** GIVEN EXERCISE **
Every line containing the word "partagées" needs to be found and copied.

** DATA EXCERPTS **
▽

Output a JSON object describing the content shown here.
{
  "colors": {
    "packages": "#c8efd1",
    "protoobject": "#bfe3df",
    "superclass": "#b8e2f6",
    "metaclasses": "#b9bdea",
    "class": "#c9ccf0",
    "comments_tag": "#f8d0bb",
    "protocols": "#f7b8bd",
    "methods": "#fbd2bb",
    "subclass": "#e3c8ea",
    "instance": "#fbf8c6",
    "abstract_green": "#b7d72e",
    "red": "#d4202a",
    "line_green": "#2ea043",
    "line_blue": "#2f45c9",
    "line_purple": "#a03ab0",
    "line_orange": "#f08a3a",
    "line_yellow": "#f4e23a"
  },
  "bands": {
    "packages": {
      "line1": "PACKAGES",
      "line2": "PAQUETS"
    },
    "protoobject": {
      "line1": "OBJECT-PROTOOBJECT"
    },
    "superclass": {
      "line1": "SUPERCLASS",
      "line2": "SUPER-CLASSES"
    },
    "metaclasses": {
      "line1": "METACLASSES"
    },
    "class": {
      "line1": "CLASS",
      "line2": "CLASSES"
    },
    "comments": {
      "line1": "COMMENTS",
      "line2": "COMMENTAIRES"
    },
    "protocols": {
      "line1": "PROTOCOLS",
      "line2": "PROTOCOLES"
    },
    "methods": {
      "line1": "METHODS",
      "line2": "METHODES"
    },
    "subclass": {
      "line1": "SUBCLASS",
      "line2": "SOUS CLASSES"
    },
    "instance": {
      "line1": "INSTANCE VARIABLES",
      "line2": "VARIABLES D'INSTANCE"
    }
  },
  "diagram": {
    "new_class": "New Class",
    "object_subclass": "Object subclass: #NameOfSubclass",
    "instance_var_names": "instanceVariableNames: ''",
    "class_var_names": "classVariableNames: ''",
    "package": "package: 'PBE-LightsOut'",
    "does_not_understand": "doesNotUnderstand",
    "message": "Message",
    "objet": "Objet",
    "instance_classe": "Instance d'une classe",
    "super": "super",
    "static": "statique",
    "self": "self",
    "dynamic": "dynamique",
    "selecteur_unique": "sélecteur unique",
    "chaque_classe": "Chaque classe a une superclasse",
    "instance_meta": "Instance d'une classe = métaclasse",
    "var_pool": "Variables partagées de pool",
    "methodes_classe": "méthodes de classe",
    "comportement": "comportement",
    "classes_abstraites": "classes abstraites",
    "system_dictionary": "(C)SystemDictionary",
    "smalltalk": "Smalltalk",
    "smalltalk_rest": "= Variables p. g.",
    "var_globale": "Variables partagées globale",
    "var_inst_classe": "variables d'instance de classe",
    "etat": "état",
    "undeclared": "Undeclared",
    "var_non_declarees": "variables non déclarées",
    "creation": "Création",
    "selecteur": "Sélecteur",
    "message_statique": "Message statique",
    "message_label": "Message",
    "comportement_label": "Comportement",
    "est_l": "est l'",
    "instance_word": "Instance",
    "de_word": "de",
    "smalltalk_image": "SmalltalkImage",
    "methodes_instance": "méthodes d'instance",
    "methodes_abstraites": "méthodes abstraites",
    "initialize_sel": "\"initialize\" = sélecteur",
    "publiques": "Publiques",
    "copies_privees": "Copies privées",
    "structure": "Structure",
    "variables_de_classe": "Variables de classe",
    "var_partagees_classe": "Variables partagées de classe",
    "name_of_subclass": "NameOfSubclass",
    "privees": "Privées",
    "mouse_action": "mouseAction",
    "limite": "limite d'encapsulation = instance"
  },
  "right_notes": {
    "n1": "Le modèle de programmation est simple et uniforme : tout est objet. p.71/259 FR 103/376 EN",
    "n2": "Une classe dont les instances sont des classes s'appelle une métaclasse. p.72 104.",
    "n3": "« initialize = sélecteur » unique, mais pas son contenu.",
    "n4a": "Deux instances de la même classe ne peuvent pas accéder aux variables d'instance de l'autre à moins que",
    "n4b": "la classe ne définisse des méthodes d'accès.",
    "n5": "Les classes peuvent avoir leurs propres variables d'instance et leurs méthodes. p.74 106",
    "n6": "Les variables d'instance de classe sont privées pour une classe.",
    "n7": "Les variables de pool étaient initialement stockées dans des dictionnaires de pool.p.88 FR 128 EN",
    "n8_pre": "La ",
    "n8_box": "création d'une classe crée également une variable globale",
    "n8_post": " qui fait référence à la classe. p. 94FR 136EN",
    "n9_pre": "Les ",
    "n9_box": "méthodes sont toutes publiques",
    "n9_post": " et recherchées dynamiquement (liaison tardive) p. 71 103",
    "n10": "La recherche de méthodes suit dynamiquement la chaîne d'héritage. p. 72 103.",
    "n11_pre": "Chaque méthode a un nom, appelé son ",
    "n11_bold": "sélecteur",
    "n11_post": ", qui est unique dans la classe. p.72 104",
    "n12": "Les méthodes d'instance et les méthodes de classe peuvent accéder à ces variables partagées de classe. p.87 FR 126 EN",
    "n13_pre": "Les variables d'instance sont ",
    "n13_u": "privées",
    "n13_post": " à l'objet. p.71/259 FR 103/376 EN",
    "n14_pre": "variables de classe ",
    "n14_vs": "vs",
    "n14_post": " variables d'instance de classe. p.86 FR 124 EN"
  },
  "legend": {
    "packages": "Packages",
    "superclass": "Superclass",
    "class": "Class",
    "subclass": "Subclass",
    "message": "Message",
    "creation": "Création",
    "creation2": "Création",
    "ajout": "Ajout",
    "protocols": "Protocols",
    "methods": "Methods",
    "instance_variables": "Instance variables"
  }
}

△

** FINAL ANSWER **
    "var_pool": "Variables partagées de pool",
    "var_globale": "Variables partagées globale",
    "var_partagees_classe": "Variables partagées de classe",
    "n12": "Les méthodes d'instance et les méthodes de classe peuvent accéder à ces variables partagées de classe. p.87 FR 126 EN",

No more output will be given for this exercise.